[Collected data]
┄┄┄┄┄┄┄┄┄┄

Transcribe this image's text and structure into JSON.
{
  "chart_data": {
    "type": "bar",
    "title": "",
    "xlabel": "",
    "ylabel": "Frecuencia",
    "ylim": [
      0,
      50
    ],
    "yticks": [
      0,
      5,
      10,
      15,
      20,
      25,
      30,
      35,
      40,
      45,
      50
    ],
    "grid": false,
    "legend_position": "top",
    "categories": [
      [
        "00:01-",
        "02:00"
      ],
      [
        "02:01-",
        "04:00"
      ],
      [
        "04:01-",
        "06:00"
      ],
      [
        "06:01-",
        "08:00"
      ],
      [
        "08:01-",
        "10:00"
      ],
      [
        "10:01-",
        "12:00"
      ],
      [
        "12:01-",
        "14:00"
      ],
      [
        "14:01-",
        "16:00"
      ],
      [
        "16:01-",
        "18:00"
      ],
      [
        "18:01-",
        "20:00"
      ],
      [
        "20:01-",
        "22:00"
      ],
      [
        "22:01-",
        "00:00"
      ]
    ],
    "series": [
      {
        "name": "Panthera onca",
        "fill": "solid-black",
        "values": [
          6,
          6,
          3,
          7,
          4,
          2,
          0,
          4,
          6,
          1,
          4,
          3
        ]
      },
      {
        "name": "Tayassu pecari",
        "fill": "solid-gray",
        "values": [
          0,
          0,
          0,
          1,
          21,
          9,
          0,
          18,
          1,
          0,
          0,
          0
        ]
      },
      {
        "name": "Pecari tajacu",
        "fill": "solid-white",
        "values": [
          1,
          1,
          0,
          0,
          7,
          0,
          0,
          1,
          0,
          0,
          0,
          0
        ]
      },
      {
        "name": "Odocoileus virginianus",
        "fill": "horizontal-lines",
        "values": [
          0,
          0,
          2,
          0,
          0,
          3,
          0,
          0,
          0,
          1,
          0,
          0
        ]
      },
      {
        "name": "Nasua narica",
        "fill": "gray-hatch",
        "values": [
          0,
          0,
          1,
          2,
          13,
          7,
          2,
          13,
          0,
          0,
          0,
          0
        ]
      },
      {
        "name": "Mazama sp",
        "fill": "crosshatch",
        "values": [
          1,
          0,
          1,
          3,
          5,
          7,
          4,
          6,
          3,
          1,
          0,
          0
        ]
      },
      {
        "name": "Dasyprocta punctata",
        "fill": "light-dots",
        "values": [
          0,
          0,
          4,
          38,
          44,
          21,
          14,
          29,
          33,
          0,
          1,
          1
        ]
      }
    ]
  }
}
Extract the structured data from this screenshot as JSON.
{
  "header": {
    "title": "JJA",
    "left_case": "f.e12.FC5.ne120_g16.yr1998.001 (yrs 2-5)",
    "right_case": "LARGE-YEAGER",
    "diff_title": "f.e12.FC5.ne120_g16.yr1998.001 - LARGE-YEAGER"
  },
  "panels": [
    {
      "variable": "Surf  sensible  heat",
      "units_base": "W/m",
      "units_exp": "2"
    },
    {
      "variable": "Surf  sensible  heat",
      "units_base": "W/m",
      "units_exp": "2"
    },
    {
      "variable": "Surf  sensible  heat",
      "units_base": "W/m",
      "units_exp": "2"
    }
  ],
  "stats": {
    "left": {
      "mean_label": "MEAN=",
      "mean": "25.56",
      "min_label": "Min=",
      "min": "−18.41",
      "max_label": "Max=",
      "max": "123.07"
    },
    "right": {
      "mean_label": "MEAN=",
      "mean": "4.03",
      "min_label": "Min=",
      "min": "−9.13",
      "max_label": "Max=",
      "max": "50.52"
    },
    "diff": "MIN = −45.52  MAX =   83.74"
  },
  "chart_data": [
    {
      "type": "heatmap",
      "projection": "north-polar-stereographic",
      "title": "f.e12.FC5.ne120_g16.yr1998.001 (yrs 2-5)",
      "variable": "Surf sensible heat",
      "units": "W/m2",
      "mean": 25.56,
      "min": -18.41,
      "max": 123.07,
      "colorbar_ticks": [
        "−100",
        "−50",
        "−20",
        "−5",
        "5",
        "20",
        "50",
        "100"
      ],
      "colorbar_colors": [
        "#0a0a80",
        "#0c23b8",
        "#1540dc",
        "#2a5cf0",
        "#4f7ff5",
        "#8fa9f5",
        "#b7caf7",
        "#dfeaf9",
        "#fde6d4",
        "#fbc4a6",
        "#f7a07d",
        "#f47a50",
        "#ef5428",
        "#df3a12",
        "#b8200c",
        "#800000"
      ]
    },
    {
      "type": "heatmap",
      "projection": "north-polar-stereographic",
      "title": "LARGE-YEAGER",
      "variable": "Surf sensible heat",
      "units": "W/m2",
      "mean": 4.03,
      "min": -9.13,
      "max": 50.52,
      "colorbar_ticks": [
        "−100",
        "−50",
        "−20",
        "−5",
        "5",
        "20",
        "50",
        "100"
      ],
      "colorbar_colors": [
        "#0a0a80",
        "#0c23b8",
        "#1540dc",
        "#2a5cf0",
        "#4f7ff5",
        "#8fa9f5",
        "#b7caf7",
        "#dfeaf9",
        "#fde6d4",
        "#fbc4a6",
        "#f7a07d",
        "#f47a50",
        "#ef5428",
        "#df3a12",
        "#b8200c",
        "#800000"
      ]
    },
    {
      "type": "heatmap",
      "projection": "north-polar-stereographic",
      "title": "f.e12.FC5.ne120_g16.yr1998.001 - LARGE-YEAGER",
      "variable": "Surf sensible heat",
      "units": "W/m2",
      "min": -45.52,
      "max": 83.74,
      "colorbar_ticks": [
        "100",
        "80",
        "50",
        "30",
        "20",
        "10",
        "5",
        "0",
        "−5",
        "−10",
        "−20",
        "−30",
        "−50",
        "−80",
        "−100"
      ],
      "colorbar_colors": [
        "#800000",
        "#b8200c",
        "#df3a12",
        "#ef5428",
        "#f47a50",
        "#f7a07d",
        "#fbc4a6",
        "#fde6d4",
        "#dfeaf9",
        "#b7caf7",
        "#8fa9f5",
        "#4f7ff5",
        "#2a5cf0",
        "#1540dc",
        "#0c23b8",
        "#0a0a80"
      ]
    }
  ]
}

┄┄┄┄┄┄┄┄┄┄

Short exercise.
Restate all of the entries exactly, please.

Exercise result.
Transcribe this image's text and structure into JSON.
{
  "chart_data": {
    "type": "bar",
    "title": "",
    "xlabel": "",
    "ylabel": "Frecuencia",
    "ylim": [
      0,
      50
    ],
    "yticks": [
      0,
      5,
      10,
      15,
      20,
      25,
      30,
      35,
      40,
      45,
      50
    ],
    "grid": false,
    "legend_position": "top",
    "categories": [
      [
        "00:01-",
        "02:00"
      ],
      [
        "02:01-",
        "04:00"
      ],
      [
        "04:01-",
        "06:00"
      ],
      [
        "06:01-",
        "08:00"
      ],
      [
        "08:01-",
        "10:00"
      ],
      [
        "10:01-",
        "12:00"
      ],
      [
        "12:01-",
        "14:00"
      ],
      [
        "14:01-",
        "16:00"
      ],
      [
        "16:01-",
        "18:00"
      ],
      [
        "18:01-",
        "20:00"
      ],
      [
        "20:01-",
        "22:00"
      ],
      [
        "22:01-",
        "00:00"
      ]
    ],
    "series": [
      {
        "name": "Panthera onca",
        "fill": "solid-black",
        "values": [
          6,
          6,
          3,
          7,
          4,
          2,
          0,
          4,
          6,
          1,
          4,
          3
        ]
      },
      {
        "name": "Tayassu pecari",
        "fill": "solid-gray",
        "values": [
          0,
          0,
          0,
          1,
          21,
          9,
          0,
          18,
          1,
          0,
          0,
          0
        ]
      },
      {
        "name": "Pecari tajacu",
        "fill": "solid-white",
        "values": [
          1,
          1,
          0,
          0,
          7,
          0,
          0,
          1,
          0,
          0,
          0,
          0
        ]
      },
      {
        "name": "Odocoileus virginianus",
        "fill": "horizontal-lines",
        "values": [
          0,
          0,
          2,
          0,
          0,
          3,
          0,
          0,
          0,
          1,
          0,
          0
        ]
      },
      {
        "name": "Nasua narica",
        "fill": "gray-hatch",
        "values": [
          0,
          0,
          1,
          2,
          13,
          7,
          2,
          13,
          0,
          0,
          0,
          0
        ]
      },
      {
        "name": "Mazama sp",
        "fill": "crosshatch",
        "values": [
          1,
          0,
          1,
          3,
          5,
          7,
          4,
          6,
          3,
          1,
          0,
          0
        ]
      },
      {
        "name": "Dasyprocta punctata",
        "fill": "light-dots",
        "values": [
          0,
          0,
          4,
          38,
          44,
          21,
          14,
          29,
          33,
          0,
          1,
          1
        ]
      }
    ]
  }
}
Extract the structured data from this screenshot as JSON.
{
  "header": {
    "title": "JJA",
    "left_case": "f.e12.FC5.ne120_g16.yr1998.001 (yrs 2-5)",
    "right_case": "LARGE-YEAGER",
    "diff_title": "f.e12.FC5.ne120_g16.yr1998.001 - LARGE-YEAGER"
  },
  "panels": [
    {
      "variable": "Surf  sensible  heat",
      "units_base": "W/m",
      "units_exp": "2"
    },
    {
      "variable": "Surf  sensible  heat",
      "units_base": "W/m",
      "units_exp": "2"
    },
    {
      "variable": "Surf  sensible  heat",
      "units_base": "W/m",
      "units_exp": "2"
    }
  ],
  "stats": {
    "left": {
      "mean_label": "MEAN=",
      "mean": "25.56",
      "min_label": "Min=",
      "min": "−18.41",
      "max_label": "Max=",
      "max": "123.07"
    },
    "right": {
      "mean_label": "MEAN=",
      "mean": "4.03",
      "min_label": "Min=",
      "min": "−9.13",
      "max_label": "Max=",
      "max": "50.52"
    },
    "diff": "MIN = −45.52  MAX =   83.74"
  },
  "chart_data": [
    {
      "type": "heatmap",
      "projection": "north-polar-stereographic",
      "title": "f.e12.FC5.ne120_g16.yr1998.001 (yrs 2-5)",
      "variable": "Surf sensible heat",
      "units": "W/m2",
      "mean": 25.56,
      "min": -18.41,
      "max": 123.07,
      "colorbar_ticks": [
        "−100",
        "−50",
        "−20",
        "−5",
        "5",
        "20",
        "50",
        "100"
      ],
      "colorbar_colors": [
        "#0a0a80",
        "#0c23b8",
        "#1540dc",
        "#2a5cf0",
        "#4f7ff5",
        "#8fa9f5",
        "#b7caf7",
        "#dfeaf9",
        "#fde6d4",
        "#fbc4a6",
        "#f7a07d",
        "#f47a50",
        "#ef5428",
        "#df3a12",
        "#b8200c",
        "#800000"
      ]
    },
    {
      "type": "heatmap",
      "projection": "north-polar-stereographic",
      "title": "LARGE-YEAGER",
      "variable": "Surf sensible heat",
      "units": "W/m2",
      "mean": 4.03,
      "min": -9.13,
      "max": 50.52,
      "colorbar_ticks": [
        "−100",
        "−50",
        "−20",
        "−5",
        "5",
        "20",
        "50",
        "100"
      ],
      "colorbar_colors": [
        "#0a0a80",
        "#0c23b8",
        "#1540dc",
        "#2a5cf0",
        "#4f7ff5",
        "#8fa9f5",
        "#b7caf7",
        "#dfeaf9",
        "#fde6d4",
        "#fbc4a6",
        "#f7a07d",
        "#f47a50",
        "#ef5428",
        "#df3a12",
        "#b8200c",
        "#800000"
      ]
    },
    {
      "type": "heatmap",
      "projection": "north-polar-stereographic",
      "title": "f.e12.FC5.ne120_g16.yr1998.001 - LARGE-YEAGER",
      "variable": "Surf sensible heat",
      "units": "W/m2",
      "min": -45.52,
      "max": 83.74,
      "colorbar_ticks": [
        "100",
        "80",
        "50",
        "30",
        "20",
        "10",
        "5",
        "0",
        "−5",
        "−10",
        "−20",
        "−30",
        "−50",
        "−80",
        "−100"
      ],
      "colorbar_colors": [
        "#800000",
        "#b8200c",
        "#df3a12",
        "#ef5428",
        "#f47a50",
        "#f7a07d",
        "#fbc4a6",
        "#fde6d4",
        "#dfeaf9",
        "#b7caf7",
        "#8fa9f5",
        "#4f7ff5",
        "#2a5cf0",
        "#1540dc",
        "#0c23b8",
        "#0a0a80"
      ]
    }
  ]
}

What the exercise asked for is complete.